Set problem - In the listing below, locate the lines that hold the string "incremento". Copy those lines.

>>>>

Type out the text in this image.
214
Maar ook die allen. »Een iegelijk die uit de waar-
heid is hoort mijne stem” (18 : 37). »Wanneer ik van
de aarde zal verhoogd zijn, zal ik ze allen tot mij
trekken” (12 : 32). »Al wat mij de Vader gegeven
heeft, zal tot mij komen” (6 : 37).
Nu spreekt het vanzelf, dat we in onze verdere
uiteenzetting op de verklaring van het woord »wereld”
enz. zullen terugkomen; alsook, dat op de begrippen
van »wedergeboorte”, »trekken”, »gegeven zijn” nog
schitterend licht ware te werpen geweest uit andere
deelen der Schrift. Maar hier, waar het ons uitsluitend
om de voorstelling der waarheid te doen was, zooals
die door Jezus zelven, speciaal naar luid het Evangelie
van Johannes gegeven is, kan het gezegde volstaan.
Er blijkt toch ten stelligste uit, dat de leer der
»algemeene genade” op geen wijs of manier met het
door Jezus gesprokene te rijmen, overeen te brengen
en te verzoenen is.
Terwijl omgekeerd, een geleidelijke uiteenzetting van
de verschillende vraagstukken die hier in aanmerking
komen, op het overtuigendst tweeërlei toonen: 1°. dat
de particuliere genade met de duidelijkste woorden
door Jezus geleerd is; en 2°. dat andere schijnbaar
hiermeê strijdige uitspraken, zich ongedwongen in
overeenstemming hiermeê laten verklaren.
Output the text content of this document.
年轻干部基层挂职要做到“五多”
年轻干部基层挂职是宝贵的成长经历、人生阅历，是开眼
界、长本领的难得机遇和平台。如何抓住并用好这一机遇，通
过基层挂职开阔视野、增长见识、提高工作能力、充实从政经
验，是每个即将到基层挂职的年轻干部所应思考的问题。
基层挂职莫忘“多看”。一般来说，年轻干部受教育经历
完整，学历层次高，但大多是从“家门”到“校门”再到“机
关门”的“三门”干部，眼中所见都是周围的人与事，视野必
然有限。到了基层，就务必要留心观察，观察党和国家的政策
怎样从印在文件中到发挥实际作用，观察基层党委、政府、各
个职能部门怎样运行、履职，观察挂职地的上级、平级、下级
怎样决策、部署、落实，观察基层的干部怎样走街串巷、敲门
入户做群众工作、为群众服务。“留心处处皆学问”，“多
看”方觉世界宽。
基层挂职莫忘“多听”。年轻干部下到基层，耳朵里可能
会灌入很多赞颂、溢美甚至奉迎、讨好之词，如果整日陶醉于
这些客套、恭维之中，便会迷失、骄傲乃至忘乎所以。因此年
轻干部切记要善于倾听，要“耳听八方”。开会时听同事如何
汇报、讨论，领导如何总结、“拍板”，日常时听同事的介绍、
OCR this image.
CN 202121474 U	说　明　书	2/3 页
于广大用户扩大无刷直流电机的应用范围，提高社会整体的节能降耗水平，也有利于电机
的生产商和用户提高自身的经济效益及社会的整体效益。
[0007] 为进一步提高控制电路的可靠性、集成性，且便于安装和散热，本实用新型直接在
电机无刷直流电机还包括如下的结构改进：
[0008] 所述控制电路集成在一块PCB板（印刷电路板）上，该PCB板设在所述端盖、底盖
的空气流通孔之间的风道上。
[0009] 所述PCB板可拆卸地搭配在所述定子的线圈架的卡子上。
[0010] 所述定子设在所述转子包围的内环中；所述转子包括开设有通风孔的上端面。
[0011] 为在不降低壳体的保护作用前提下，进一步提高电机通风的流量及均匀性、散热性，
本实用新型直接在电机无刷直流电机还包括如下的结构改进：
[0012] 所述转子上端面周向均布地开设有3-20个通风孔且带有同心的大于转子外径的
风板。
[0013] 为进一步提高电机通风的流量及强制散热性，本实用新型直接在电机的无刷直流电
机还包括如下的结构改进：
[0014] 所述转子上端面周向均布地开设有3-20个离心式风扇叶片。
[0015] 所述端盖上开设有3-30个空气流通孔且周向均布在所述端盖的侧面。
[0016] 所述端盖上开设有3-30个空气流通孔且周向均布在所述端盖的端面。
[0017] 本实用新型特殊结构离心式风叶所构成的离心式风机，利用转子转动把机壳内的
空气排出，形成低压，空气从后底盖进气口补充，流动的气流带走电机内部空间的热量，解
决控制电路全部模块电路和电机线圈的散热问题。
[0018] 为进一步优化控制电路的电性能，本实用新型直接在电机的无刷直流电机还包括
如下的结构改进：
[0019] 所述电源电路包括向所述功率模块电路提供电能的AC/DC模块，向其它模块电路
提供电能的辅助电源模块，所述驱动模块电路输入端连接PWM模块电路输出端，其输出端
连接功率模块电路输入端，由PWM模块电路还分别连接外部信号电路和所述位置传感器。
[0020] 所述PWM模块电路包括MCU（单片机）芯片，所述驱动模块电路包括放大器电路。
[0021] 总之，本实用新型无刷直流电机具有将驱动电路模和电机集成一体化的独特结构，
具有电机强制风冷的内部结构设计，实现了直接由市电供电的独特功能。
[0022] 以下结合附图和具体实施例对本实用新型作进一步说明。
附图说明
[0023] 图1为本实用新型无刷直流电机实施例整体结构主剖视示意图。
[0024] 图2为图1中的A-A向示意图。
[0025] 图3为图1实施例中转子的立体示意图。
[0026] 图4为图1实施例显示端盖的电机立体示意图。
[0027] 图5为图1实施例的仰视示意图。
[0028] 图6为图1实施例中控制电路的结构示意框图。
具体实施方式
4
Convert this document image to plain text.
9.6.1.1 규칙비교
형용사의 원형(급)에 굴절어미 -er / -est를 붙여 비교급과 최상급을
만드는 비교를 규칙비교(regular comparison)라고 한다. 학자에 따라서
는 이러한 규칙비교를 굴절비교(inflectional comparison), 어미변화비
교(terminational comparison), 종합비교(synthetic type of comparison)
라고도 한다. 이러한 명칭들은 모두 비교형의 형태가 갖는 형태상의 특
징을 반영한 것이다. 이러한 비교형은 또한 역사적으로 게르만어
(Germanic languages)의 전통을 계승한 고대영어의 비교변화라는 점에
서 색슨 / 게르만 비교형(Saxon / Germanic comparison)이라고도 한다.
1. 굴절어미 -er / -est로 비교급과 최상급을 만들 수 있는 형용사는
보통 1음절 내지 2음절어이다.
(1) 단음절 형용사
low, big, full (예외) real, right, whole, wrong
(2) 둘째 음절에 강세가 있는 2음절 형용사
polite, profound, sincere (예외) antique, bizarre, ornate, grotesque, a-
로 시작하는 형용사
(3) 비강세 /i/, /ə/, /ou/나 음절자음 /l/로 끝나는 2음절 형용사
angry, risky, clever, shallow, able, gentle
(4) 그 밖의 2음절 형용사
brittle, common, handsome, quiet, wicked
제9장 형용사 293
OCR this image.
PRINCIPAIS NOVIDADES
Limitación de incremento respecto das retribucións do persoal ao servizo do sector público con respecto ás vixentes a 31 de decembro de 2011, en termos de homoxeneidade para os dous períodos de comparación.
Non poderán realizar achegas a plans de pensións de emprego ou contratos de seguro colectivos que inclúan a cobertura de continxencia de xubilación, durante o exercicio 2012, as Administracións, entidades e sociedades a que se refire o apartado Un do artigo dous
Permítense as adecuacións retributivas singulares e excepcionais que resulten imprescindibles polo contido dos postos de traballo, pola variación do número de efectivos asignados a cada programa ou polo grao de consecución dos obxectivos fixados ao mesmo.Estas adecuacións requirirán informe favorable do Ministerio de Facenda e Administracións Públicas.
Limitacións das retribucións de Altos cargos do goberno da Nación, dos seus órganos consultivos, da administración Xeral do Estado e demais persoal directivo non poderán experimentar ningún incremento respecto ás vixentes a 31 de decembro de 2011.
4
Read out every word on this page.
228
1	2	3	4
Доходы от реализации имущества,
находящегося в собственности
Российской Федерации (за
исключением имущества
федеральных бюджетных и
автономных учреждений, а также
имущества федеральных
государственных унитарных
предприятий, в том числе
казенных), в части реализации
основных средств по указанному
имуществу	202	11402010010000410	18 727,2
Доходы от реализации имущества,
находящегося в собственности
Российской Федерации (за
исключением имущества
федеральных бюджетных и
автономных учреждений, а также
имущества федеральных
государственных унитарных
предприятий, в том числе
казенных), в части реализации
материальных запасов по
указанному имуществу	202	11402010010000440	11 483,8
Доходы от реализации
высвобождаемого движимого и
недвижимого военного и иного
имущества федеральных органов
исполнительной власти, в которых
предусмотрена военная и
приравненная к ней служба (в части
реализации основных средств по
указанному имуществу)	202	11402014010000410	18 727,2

<<<<

Exercise output -
Limitación de incremento respecto das retribucións do persoal ao servizo do sector público con respecto ás vixentes a 31 de decembro de 2011, en termos de homoxeneidade para os dous períodos de comparación.
Limitacións das retribucións de Altos cargos do goberno da Nación, dos seus órganos consultivos, da administración Xeral do Estado e demais persoal directivo non poderán experimentar ningún incremento respecto ás vixentes a 31 de decembro de 2011.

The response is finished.